Start of Records shown

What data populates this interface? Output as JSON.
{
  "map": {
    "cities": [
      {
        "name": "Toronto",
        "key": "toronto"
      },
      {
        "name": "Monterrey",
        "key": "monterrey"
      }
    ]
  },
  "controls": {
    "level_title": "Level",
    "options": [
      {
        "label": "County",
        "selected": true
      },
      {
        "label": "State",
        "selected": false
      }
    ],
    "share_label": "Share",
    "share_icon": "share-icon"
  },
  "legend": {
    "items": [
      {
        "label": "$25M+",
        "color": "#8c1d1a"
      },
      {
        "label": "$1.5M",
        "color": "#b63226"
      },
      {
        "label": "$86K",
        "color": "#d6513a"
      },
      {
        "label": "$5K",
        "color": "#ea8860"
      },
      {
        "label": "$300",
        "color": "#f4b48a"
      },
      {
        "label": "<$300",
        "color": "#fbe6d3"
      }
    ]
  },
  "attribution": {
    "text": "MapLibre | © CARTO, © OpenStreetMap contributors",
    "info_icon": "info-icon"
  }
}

End of Records shown

Scan the listing above and copy all lines containing the word "icon".

    "share_icon": "share-icon"
    "info_icon": "info-icon"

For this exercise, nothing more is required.